--- Written exercise ---
Single out the lines of the material that contain "method" and copy them.
::: Supplied records
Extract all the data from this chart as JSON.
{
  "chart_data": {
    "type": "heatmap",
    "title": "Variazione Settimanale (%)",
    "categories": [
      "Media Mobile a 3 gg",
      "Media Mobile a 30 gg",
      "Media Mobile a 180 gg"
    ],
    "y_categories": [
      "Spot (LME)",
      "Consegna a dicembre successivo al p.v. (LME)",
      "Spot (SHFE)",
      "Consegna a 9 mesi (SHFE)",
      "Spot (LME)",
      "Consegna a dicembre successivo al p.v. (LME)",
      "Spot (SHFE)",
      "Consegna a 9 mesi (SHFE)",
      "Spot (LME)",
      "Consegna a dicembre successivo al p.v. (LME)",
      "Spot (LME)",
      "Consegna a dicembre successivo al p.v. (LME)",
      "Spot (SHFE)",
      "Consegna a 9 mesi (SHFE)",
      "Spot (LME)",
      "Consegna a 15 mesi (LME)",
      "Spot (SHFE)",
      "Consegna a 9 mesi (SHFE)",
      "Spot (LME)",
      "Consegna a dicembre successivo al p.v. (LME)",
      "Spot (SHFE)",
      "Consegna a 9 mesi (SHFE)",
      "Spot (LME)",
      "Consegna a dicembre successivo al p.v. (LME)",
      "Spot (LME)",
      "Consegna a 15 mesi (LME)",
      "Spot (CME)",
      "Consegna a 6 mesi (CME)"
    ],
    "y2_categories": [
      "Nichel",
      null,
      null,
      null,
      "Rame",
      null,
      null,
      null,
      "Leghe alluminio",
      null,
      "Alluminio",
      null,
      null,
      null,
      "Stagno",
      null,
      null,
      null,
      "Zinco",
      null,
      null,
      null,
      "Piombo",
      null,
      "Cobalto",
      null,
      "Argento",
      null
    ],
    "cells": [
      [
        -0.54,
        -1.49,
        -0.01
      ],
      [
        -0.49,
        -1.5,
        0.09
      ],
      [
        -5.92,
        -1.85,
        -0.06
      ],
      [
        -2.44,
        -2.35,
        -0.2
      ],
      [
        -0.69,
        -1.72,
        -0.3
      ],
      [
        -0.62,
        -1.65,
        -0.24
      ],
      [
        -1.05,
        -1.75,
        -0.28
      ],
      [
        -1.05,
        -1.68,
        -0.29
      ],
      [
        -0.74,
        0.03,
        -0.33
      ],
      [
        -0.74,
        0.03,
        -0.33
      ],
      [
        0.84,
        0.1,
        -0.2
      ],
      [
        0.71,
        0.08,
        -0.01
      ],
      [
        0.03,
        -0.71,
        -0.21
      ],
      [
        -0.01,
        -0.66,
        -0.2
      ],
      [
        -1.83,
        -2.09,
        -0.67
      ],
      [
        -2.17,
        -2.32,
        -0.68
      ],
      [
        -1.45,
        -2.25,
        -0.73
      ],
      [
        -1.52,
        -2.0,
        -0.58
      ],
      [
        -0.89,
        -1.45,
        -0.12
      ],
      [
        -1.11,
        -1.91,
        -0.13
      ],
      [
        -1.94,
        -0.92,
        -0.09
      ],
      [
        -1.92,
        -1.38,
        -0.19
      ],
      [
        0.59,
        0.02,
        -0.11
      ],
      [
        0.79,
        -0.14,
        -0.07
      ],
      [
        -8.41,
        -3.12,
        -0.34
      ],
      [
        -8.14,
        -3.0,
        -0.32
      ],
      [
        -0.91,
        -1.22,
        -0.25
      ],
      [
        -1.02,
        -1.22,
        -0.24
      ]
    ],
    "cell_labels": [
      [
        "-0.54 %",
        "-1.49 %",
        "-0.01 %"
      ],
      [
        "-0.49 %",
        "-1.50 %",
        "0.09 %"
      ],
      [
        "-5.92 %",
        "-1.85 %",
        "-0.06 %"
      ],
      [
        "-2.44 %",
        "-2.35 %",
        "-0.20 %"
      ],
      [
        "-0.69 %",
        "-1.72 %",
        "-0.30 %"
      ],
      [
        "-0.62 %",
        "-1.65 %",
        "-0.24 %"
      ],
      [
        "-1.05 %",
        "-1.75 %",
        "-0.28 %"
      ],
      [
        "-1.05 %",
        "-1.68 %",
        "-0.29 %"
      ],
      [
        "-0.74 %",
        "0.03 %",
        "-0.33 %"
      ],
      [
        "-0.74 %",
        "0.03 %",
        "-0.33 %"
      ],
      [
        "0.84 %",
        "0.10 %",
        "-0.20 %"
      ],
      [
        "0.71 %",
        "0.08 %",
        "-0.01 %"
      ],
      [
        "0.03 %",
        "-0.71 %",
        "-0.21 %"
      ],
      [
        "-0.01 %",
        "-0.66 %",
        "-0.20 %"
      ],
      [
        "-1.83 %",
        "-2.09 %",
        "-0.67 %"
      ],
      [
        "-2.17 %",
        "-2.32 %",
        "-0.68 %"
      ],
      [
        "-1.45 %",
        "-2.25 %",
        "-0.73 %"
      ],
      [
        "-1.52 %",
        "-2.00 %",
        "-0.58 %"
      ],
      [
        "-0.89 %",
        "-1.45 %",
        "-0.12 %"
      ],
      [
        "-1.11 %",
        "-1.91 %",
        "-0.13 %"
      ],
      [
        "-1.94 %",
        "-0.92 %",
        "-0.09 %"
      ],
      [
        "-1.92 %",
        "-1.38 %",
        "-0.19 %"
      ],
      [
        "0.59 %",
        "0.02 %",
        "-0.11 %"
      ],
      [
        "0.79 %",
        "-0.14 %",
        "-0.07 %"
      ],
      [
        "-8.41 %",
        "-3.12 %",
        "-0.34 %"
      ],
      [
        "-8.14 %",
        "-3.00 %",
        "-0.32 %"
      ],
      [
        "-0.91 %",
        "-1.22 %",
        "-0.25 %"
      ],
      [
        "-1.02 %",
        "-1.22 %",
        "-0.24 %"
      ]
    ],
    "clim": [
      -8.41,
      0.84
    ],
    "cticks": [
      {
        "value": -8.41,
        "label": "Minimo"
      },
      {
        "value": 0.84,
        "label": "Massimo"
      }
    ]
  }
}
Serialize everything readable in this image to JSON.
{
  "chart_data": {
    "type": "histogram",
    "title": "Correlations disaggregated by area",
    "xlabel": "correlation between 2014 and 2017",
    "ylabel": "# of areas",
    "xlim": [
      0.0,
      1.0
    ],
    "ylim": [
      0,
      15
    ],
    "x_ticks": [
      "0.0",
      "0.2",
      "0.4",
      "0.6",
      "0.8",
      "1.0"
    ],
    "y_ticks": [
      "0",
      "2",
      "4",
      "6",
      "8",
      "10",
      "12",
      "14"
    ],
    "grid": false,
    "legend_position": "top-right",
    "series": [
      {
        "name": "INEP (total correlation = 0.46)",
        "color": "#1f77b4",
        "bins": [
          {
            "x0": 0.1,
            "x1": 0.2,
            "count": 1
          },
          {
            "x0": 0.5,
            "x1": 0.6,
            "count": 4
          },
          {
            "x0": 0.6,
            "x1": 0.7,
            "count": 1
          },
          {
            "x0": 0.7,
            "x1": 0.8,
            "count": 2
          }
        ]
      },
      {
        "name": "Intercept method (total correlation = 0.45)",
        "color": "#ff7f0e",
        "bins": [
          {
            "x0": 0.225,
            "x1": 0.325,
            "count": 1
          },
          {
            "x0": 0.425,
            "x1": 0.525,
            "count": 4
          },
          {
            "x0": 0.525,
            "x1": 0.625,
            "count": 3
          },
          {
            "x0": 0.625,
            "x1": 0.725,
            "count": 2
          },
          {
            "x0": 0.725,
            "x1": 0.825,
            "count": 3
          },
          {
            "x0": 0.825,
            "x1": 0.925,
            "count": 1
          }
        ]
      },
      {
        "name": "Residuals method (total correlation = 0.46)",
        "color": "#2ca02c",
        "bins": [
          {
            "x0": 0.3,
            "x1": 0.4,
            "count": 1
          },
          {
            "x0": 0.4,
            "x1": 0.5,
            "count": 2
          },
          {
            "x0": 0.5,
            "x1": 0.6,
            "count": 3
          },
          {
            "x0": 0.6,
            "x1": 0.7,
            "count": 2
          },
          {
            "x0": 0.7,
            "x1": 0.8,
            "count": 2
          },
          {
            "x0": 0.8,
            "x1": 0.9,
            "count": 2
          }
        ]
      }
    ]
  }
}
::::::
--- Answer below ---
        "name": "Intercept method (total correlation = 0.45)",
        "name": "Residuals method (total correlation = 0.46)",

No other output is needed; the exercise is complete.